## What the task requires
Below are entries; tally how many lines hold the string "жиналатын" and answer with only that figure.

## Supplied material

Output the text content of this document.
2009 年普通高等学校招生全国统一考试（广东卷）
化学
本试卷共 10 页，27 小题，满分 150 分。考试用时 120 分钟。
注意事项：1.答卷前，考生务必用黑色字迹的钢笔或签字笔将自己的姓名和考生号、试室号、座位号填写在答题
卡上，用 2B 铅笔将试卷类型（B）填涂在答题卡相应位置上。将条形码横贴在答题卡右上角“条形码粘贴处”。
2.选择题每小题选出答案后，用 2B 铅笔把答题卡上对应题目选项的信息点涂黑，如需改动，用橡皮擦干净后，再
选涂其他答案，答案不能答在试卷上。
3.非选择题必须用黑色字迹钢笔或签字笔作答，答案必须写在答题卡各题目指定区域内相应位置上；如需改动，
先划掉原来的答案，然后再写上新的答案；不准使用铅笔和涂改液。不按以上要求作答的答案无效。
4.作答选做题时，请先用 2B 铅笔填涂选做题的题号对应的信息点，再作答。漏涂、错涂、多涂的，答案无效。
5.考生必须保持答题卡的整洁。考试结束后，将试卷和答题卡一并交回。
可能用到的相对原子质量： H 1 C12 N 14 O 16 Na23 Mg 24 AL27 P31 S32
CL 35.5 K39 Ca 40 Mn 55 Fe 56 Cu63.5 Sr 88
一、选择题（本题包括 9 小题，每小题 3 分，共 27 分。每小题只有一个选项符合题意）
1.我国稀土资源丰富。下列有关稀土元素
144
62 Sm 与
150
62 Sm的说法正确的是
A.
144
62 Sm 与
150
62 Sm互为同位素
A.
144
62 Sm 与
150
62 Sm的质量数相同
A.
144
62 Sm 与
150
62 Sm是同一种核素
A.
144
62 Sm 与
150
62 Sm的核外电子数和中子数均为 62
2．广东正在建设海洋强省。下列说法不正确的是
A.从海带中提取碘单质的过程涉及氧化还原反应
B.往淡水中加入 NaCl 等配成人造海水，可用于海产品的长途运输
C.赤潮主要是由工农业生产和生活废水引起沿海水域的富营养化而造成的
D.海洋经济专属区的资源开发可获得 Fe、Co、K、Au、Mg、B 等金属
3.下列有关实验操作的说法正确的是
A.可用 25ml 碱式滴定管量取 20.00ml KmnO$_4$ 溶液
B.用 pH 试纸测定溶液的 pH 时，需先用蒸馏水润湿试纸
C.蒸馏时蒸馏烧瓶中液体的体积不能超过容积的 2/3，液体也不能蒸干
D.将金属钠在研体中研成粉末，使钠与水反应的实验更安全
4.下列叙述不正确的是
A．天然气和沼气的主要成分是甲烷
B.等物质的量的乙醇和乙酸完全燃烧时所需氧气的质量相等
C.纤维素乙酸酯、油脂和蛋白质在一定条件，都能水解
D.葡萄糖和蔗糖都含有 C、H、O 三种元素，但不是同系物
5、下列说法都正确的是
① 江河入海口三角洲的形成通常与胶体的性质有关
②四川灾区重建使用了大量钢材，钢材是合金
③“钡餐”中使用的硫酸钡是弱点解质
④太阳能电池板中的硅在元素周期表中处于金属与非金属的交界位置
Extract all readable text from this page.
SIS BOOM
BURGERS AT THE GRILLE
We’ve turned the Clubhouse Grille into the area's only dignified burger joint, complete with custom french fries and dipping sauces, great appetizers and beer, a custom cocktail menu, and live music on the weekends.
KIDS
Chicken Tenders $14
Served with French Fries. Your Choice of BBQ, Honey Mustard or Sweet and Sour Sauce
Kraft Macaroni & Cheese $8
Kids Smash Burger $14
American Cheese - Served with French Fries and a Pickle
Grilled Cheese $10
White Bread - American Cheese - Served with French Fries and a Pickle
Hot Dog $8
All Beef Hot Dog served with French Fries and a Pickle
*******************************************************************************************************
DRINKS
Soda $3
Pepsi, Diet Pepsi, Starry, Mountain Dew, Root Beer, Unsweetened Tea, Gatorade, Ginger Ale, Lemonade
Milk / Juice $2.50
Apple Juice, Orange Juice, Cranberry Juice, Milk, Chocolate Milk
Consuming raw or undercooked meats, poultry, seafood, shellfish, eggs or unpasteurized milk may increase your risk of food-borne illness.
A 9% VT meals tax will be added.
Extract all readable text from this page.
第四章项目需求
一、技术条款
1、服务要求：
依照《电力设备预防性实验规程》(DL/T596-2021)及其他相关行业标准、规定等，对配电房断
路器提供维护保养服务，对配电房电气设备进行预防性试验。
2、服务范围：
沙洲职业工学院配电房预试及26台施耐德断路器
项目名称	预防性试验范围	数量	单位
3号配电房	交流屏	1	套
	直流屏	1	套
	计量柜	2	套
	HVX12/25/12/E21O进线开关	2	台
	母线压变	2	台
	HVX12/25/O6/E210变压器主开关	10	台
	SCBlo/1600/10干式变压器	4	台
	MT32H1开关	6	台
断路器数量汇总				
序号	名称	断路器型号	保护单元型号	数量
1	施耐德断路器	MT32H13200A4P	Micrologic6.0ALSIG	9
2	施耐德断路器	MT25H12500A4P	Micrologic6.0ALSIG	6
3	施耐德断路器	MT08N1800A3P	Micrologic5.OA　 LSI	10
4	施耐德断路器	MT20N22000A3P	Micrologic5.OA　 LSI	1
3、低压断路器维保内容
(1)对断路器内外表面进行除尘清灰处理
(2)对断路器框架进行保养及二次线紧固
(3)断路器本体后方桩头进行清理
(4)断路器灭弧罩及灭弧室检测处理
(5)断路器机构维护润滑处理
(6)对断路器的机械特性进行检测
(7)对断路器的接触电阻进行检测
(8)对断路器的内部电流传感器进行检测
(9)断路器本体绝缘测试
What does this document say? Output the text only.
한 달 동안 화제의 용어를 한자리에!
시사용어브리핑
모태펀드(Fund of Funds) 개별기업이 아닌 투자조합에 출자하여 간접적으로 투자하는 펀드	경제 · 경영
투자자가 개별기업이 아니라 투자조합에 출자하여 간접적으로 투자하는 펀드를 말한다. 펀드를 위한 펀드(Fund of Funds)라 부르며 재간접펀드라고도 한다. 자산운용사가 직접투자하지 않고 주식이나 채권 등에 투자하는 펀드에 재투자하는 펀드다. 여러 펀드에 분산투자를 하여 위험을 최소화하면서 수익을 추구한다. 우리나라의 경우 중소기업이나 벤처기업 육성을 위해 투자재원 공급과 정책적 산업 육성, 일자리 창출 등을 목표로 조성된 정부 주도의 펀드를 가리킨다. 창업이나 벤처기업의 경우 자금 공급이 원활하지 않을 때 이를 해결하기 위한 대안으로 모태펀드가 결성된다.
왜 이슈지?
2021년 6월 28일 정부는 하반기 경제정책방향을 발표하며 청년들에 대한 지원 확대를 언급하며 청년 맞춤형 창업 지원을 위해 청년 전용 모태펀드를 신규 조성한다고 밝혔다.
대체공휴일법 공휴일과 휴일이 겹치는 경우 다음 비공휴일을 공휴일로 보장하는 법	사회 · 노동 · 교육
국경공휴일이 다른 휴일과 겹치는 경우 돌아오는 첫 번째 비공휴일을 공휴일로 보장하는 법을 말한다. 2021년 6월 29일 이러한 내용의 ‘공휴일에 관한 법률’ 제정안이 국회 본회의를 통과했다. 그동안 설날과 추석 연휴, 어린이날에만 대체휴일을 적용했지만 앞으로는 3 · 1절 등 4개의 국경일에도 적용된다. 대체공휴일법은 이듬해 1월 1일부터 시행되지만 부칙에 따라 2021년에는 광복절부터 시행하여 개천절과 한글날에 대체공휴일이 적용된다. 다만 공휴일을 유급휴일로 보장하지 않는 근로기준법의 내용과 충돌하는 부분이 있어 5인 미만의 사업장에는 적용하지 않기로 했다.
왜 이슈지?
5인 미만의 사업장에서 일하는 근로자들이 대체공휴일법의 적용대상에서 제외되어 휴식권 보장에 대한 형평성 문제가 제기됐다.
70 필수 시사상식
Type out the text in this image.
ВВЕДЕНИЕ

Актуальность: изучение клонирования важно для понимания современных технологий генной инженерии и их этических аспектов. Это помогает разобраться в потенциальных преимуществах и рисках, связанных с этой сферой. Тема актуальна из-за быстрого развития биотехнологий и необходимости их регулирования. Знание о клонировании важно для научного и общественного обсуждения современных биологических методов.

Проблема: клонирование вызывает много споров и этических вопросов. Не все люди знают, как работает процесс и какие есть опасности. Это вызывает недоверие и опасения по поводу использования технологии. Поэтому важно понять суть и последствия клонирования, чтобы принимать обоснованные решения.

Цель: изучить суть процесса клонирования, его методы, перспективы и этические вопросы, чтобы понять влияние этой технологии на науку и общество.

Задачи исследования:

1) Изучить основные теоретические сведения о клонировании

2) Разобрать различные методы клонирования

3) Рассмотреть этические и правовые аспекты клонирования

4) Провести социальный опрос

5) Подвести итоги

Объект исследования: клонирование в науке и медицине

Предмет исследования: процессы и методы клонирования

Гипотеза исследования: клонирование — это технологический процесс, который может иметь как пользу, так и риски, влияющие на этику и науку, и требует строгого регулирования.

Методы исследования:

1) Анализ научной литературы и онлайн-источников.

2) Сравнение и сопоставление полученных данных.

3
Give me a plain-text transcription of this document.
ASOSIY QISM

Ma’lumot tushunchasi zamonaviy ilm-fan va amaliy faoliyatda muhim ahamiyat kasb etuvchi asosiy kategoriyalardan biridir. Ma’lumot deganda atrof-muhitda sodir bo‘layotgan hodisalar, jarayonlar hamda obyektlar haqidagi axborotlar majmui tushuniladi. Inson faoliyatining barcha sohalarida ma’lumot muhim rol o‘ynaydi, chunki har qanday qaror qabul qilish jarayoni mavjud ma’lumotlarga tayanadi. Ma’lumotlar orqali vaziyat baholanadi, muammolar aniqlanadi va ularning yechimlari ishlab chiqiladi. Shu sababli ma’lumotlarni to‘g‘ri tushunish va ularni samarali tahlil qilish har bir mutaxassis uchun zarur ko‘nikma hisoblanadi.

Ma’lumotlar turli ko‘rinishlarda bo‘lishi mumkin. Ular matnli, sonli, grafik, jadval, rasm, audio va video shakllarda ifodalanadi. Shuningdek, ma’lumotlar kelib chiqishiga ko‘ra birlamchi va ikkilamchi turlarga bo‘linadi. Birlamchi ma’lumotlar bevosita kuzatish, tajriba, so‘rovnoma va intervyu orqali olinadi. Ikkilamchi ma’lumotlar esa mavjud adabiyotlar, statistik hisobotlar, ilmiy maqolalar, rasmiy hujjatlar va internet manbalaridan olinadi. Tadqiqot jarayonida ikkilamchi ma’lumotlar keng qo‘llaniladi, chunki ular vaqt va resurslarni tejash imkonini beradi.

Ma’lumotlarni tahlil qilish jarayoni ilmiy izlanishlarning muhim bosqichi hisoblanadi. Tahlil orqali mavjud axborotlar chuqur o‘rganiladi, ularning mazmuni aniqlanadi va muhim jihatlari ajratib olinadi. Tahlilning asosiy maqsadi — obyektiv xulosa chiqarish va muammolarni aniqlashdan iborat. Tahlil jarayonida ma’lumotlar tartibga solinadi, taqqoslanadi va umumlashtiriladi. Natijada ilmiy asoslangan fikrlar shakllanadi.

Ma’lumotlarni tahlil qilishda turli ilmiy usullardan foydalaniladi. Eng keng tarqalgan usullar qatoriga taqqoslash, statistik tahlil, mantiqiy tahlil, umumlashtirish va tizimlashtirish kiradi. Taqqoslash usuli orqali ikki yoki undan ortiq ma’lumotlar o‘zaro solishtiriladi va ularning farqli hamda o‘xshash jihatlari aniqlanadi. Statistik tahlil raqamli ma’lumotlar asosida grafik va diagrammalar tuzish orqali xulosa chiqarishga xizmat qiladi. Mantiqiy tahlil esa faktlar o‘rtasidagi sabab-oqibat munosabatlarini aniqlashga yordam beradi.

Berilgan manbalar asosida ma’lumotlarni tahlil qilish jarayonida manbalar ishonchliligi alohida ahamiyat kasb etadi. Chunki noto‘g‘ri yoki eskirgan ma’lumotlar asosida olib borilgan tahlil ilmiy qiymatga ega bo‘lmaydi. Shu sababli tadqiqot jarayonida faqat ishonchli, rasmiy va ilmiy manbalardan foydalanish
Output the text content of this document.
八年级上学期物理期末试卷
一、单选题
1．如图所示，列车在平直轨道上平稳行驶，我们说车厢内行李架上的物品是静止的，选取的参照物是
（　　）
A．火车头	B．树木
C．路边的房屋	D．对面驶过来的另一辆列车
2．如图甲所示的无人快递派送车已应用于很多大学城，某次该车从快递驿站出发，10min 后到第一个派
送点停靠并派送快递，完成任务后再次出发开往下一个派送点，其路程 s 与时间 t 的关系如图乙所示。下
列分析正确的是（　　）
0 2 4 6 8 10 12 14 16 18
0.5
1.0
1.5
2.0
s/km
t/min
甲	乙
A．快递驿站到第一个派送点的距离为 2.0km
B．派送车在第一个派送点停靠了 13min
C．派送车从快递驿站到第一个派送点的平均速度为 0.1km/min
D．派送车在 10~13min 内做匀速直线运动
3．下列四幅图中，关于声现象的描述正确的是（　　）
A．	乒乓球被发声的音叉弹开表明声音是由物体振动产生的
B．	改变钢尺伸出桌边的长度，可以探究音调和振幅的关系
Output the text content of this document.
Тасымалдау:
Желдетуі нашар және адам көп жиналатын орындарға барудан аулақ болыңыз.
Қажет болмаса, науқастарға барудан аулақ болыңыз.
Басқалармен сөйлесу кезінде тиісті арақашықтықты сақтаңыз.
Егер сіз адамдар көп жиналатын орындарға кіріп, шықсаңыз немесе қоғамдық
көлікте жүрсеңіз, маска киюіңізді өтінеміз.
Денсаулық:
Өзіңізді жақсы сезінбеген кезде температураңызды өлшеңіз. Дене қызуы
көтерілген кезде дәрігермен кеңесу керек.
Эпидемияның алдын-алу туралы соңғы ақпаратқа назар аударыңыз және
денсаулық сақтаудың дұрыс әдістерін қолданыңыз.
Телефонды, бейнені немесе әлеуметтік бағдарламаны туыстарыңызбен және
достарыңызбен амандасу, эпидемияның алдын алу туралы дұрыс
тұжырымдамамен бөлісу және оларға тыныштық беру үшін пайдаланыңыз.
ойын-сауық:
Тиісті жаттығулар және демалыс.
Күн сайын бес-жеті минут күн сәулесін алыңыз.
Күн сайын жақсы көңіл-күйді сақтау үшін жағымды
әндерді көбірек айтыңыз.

## Result for this task
2